# GIVEN EXERCISE
Quote every line of the material beneath this one.
+++ INPUT ROWS +++
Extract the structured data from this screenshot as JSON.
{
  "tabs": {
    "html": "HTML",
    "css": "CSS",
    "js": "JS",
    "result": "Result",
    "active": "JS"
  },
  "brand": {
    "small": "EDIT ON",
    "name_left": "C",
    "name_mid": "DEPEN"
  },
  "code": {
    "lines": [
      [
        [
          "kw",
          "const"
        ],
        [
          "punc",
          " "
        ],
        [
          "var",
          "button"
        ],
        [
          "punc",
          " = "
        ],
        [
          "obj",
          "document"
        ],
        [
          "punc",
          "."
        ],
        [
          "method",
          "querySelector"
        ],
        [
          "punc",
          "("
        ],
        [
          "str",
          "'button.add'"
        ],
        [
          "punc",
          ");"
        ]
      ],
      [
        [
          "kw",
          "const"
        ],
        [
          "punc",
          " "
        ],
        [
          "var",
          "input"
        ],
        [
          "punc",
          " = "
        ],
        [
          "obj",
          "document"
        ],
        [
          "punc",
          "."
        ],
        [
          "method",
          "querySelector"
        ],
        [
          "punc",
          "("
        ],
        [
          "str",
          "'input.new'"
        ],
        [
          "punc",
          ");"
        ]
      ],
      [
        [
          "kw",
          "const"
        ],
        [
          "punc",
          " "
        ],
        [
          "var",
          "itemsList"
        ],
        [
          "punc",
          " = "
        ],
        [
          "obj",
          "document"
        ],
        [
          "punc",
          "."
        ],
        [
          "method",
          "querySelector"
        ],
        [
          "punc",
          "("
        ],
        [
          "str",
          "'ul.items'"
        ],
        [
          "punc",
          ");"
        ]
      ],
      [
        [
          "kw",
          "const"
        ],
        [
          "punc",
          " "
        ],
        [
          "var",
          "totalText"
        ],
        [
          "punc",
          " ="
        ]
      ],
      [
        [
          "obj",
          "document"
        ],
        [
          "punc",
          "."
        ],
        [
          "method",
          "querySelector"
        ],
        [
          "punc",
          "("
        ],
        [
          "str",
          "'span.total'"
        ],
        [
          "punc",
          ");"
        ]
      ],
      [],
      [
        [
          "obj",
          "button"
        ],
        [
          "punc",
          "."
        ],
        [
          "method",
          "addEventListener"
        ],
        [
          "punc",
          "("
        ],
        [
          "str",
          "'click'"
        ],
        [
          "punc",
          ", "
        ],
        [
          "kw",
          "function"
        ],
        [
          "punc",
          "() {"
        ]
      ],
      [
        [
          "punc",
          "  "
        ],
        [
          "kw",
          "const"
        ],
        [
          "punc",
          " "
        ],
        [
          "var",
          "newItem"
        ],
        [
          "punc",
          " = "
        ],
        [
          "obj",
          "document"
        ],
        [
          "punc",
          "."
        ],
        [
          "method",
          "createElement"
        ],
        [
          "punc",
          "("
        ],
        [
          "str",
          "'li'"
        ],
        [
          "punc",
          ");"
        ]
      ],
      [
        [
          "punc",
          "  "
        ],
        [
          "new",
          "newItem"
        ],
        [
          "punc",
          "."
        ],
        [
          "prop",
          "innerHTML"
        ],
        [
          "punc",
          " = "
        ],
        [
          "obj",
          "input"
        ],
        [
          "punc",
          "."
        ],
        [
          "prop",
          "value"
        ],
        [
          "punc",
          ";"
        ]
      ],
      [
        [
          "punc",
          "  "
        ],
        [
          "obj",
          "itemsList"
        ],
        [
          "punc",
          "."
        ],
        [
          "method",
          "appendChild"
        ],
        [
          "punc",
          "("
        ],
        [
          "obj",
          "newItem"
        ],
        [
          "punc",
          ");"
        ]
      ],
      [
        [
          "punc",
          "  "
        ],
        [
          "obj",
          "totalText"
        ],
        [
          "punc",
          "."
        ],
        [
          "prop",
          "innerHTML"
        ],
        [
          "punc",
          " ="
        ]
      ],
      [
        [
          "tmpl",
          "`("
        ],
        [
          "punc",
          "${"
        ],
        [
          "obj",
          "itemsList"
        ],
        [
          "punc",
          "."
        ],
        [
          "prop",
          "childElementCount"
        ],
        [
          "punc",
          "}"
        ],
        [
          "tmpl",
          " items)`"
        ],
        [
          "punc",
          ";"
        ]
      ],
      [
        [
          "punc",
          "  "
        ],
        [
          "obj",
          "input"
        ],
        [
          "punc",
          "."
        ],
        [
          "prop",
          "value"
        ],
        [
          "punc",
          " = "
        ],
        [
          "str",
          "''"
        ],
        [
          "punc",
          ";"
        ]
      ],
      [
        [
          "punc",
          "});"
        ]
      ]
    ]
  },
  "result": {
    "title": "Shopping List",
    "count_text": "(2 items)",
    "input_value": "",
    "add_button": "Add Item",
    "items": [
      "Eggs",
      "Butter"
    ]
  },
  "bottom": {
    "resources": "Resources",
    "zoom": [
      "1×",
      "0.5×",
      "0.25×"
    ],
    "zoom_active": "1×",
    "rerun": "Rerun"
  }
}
+++
# FINISHED EXERCISE
Extract the structured data from this screenshot as JSON.
{
  "tabs": {
    "html": "HTML",
    "css": "CSS",
    "js": "JS",
    "result": "Result",
    "active": "JS"
  },
  "brand": {
    "small": "EDIT ON",
    "name_left": "C",
    "name_mid": "DEPEN"
  },
  "code": {
    "lines": [
      [
        [
          "kw",
          "const"
        ],
        [
          "punc",
          " "
        ],
        [
          "var",
          "button"
        ],
        [
          "punc",
          " = "
        ],
        [
          "obj",
          "document"
        ],
        [
          "punc",
          "."
        ],
        [
          "method",
          "querySelector"
        ],
        [
          "punc",
          "("
        ],
        [
          "str",
          "'button.add'"
        ],
        [
          "punc",
          ");"
        ]
      ],
      [
        [
          "kw",
          "const"
        ],
        [
          "punc",
          " "
        ],
        [
          "var",
          "input"
        ],
        [
          "punc",
          " = "
        ],
        [
          "obj",
          "document"
        ],
        [
          "punc",
          "."
        ],
        [
          "method",
          "querySelector"
        ],
        [
          "punc",
          "("
        ],
        [
          "str",
          "'input.new'"
        ],
        [
          "punc",
          ");"
        ]
      ],
      [
        [
          "kw",
          "const"
        ],
        [
          "punc",
          " "
        ],
        [
          "var",
          "itemsList"
        ],
        [
          "punc",
          " = "
        ],
        [
          "obj",
          "document"
        ],
        [
          "punc",
          "."
        ],
        [
          "method",
          "querySelector"
        ],
        [
          "punc",
          "("
        ],
        [
          "str",
          "'ul.items'"
        ],
        [
          "punc",
          ");"
        ]
      ],
      [
        [
          "kw",
          "const"
        ],
        [
          "punc",
          " "
        ],
        [
          "var",
          "totalText"
        ],
        [
          "punc",
          " ="
        ]
      ],
      [
        [
          "obj",
          "document"
        ],
        [
          "punc",
          "."
        ],
        [
          "method",
          "querySelector"
        ],
        [
          "punc",
          "("
        ],
        [
          "str",
          "'span.total'"
        ],
        [
          "punc",
          ");"
        ]
      ],
      [],
      [
        [
          "obj",
          "button"
        ],
        [
          "punc",
          "."
        ],
        [
          "method",
          "addEventListener"
        ],
        [
          "punc",
          "("
        ],
        [
          "str",
          "'click'"
        ],
        [
          "punc",
          ", "
        ],
        [
          "kw",
          "function"
        ],
        [
          "punc",
          "() {"
        ]
      ],
      [
        [
          "punc",
          "  "
        ],
        [
          "kw",
          "const"
        ],
        [
          "punc",
          " "
        ],
        [
          "var",
          "newItem"
        ],
        [
          "punc",
          " = "
        ],
        [
          "obj",
          "document"
        ],
        [
          "punc",
          "."
        ],
        [
          "method",
          "createElement"
        ],
        [
          "punc",
          "("
        ],
        [
          "str",
          "'li'"
        ],
        [
          "punc",
          ");"
        ]
      ],
      [
        [
          "punc",
          "  "
        ],
        [
          "new",
          "newItem"
        ],
        [
          "punc",
          "."
        ],
        [
          "prop",
          "innerHTML"
        ],
        [
          "punc",
          " = "
        ],
        [
          "obj",
          "input"
        ],
        [
          "punc",
          "."
        ],
        [
          "prop",
          "value"
        ],
        [
          "punc",
          ";"
        ]
      ],
      [
        [
          "punc",
          "  "
        ],
        [
          "obj",
          "itemsList"
        ],
        [
          "punc",
          "."
        ],
        [
          "method",
          "appendChild"
        ],
        [
          "punc",
          "("
        ],
        [
          "obj",
          "newItem"
        ],
        [
          "punc",
          ");"
        ]
      ],
      [
        [
          "punc",
          "  "
        ],
        [
          "obj",
          "totalText"
        ],
        [
          "punc",
          "."
        ],
        [
          "prop",
          "innerHTML"
        ],
        [
          "punc",
          " ="
        ]
      ],
      [
        [
          "tmpl",
          "`("
        ],
        [
          "punc",
          "${"
        ],
        [
          "obj",
          "itemsList"
        ],
        [
          "punc",
          "."
        ],
        [
          "prop",
          "childElementCount"
        ],
        [
          "punc",
          "}"
        ],
        [
          "tmpl",
          " items)`"
        ],
        [
          "punc",
          ";"
        ]
      ],
      [
        [
          "punc",
          "  "
        ],
        [
          "obj",
          "input"
        ],
        [
          "punc",
          "."
        ],
        [
          "prop",
          "value"
        ],
        [
          "punc",
          " = "
        ],
        [
          "str",
          "''"
        ],
        [
          "punc",
          ";"
        ]
      ],
      [
        [
          "punc",
          "});"
        ]
      ]
    ]
  },
  "result": {
    "title": "Shopping List",
    "count_text": "(2 items)",
    "input_value": "",
    "add_button": "Add Item",
    "items": [
      "Eggs",
      "Butter"
    ]
  },
  "bottom": {
    "resources": "Resources",
    "zoom": [
      "1×",
      "0.5×",
      "0.25×"
    ],
    "zoom_active": "1×",
    "rerun": "Rerun"
  }
}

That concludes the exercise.